** start **

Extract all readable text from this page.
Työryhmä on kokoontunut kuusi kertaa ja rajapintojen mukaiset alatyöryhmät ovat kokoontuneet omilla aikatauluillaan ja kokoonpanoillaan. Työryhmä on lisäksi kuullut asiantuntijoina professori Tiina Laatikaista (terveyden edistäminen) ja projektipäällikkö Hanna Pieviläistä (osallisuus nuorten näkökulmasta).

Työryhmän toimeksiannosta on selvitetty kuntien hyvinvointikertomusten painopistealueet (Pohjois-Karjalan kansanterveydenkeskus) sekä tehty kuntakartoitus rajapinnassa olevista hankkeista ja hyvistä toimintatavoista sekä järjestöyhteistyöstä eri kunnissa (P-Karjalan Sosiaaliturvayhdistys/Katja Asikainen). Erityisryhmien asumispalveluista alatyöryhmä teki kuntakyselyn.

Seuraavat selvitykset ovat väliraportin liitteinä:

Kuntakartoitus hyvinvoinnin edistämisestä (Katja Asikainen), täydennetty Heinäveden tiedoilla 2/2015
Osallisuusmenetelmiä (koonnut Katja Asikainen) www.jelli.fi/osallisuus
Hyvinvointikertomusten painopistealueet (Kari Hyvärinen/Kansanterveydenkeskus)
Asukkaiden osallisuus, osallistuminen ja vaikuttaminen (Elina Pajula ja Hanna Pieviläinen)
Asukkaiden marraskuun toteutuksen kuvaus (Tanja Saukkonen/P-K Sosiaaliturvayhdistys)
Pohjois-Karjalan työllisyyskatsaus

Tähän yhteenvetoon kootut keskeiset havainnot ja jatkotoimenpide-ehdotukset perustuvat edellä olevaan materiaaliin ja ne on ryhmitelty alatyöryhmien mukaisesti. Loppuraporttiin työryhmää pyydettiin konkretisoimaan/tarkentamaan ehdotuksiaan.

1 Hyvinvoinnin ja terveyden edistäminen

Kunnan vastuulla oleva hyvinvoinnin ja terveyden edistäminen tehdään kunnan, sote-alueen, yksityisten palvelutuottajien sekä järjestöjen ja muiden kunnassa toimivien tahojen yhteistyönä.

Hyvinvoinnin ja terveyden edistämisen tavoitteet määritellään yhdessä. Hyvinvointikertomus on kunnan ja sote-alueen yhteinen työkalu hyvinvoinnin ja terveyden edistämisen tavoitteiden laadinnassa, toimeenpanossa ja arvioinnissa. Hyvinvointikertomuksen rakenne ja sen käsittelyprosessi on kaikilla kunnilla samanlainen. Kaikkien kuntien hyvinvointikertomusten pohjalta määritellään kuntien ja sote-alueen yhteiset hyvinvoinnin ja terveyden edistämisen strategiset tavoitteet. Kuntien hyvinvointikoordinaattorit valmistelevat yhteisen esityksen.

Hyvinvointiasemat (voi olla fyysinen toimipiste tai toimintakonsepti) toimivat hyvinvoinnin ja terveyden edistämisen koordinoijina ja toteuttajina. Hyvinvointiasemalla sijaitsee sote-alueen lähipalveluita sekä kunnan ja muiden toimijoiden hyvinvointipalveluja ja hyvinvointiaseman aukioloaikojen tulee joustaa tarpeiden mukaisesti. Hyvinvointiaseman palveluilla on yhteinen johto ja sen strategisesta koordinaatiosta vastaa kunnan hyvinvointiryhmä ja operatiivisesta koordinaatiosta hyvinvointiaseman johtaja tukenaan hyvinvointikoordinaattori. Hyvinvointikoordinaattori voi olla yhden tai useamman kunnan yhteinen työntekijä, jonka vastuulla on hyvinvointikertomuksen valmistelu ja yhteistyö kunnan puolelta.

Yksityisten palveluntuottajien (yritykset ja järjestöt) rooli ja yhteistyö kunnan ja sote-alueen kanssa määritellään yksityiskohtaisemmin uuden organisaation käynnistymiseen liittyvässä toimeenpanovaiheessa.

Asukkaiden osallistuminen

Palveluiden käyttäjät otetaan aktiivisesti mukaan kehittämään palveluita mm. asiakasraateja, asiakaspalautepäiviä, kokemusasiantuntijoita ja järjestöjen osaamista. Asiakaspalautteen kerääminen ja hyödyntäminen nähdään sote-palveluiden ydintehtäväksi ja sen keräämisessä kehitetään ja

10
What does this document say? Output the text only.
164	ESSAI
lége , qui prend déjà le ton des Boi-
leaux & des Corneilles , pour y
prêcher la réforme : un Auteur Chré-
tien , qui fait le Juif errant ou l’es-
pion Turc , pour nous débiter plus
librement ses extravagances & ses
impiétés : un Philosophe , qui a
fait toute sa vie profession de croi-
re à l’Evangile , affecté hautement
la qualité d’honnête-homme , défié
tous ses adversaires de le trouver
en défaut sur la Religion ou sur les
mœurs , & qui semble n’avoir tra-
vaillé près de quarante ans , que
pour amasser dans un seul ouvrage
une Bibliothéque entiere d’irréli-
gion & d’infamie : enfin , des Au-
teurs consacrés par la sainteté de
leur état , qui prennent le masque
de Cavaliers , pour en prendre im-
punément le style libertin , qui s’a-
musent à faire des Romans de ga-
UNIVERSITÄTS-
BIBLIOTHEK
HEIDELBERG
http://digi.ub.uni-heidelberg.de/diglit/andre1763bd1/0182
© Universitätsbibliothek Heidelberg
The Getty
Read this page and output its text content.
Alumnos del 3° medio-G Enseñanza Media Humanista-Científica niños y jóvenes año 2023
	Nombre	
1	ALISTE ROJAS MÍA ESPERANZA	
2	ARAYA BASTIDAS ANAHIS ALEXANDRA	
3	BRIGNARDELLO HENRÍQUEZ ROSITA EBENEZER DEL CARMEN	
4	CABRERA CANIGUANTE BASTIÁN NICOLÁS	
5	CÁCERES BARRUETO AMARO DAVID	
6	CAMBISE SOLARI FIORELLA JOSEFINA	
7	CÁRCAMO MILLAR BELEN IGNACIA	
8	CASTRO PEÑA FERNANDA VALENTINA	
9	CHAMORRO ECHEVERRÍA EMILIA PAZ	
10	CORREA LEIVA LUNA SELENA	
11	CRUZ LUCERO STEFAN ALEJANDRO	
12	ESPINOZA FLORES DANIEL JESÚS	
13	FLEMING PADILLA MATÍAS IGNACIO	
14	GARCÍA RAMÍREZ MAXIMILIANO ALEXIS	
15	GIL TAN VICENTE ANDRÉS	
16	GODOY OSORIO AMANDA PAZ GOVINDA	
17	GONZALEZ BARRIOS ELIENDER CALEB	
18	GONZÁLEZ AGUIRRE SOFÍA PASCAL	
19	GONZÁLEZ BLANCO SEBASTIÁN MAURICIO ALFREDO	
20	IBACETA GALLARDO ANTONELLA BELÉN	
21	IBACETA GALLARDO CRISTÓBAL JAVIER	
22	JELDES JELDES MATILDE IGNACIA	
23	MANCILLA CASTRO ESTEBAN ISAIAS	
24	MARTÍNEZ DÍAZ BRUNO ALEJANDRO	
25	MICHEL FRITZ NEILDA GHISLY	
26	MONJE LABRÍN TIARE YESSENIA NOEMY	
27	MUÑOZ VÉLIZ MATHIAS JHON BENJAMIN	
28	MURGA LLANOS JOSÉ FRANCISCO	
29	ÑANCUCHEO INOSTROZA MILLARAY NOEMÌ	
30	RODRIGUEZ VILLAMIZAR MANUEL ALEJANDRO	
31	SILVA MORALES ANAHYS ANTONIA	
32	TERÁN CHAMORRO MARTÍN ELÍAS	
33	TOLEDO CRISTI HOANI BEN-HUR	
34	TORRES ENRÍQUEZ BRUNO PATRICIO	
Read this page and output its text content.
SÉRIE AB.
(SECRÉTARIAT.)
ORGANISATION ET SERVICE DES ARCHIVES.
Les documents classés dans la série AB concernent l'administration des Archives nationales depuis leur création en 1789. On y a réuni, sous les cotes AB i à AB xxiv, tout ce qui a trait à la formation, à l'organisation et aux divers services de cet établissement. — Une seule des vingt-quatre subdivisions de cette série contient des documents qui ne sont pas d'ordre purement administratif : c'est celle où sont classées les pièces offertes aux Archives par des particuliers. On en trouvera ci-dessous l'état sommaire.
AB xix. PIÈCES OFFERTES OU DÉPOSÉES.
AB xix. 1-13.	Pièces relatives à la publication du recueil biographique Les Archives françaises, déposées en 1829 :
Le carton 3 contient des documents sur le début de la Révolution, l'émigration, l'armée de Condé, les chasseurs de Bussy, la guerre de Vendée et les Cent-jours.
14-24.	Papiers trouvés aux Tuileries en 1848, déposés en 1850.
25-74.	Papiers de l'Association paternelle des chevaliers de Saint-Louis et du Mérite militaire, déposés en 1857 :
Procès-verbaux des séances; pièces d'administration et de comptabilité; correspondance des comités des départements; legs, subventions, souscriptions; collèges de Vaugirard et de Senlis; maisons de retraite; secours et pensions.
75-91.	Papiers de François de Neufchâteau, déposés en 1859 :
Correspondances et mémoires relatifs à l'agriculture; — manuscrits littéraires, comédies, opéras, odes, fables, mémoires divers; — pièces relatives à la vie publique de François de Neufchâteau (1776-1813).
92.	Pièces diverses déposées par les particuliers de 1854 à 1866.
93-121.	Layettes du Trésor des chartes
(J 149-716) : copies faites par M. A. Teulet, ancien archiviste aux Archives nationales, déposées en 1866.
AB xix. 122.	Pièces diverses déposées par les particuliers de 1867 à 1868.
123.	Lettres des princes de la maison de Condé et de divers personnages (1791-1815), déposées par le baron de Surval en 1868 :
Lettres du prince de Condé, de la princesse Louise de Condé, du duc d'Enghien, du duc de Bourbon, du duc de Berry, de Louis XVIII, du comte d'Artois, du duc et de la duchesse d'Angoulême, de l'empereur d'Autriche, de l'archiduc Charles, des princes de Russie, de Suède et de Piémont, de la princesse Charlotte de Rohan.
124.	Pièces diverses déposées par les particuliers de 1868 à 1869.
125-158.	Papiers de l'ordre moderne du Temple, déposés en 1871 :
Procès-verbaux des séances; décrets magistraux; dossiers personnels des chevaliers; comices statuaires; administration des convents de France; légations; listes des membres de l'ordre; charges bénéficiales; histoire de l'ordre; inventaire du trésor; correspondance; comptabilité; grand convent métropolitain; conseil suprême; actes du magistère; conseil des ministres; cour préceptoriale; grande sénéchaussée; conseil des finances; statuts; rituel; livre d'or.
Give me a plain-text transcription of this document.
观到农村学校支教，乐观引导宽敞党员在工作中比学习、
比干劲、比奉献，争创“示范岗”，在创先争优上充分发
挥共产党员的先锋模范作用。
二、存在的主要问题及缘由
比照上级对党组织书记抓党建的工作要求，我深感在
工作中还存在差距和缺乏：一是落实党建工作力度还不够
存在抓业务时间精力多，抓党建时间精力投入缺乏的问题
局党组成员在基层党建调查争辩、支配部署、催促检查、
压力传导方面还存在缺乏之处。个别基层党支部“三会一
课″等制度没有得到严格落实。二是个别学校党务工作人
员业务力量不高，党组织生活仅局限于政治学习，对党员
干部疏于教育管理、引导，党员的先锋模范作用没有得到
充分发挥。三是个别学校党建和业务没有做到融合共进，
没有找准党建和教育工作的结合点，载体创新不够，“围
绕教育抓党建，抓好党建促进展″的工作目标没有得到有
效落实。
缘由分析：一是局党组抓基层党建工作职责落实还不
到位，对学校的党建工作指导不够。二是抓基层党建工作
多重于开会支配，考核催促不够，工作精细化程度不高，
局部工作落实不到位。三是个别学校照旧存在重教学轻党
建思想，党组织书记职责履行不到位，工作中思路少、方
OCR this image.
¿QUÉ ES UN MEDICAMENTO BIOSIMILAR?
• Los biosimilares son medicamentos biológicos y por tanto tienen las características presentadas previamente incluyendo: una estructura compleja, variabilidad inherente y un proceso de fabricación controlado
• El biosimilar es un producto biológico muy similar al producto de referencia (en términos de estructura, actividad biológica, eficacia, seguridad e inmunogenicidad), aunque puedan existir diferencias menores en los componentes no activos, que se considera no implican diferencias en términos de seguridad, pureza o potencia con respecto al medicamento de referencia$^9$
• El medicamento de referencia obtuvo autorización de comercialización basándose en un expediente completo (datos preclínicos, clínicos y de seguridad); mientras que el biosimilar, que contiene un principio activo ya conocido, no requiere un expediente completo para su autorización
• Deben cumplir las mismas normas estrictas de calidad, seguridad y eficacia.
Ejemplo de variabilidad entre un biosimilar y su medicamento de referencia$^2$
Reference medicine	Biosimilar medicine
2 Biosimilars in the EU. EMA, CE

** end **

* **Task statement**: Show the lines of the data that hold the word "déposés".

* **Expected answer**:
14-24.	Papiers trouvés aux Tuileries en 1848, déposés en 1850.
25-74.	Papiers de l'Association paternelle des chevaliers de Saint-Louis et du Mérite militaire, déposés en 1857 :
75-91.	Papiers de François de Neufchâteau, déposés en 1859 :
125-158.	Papiers de l'ordre moderne du Temple, déposés en 1871 :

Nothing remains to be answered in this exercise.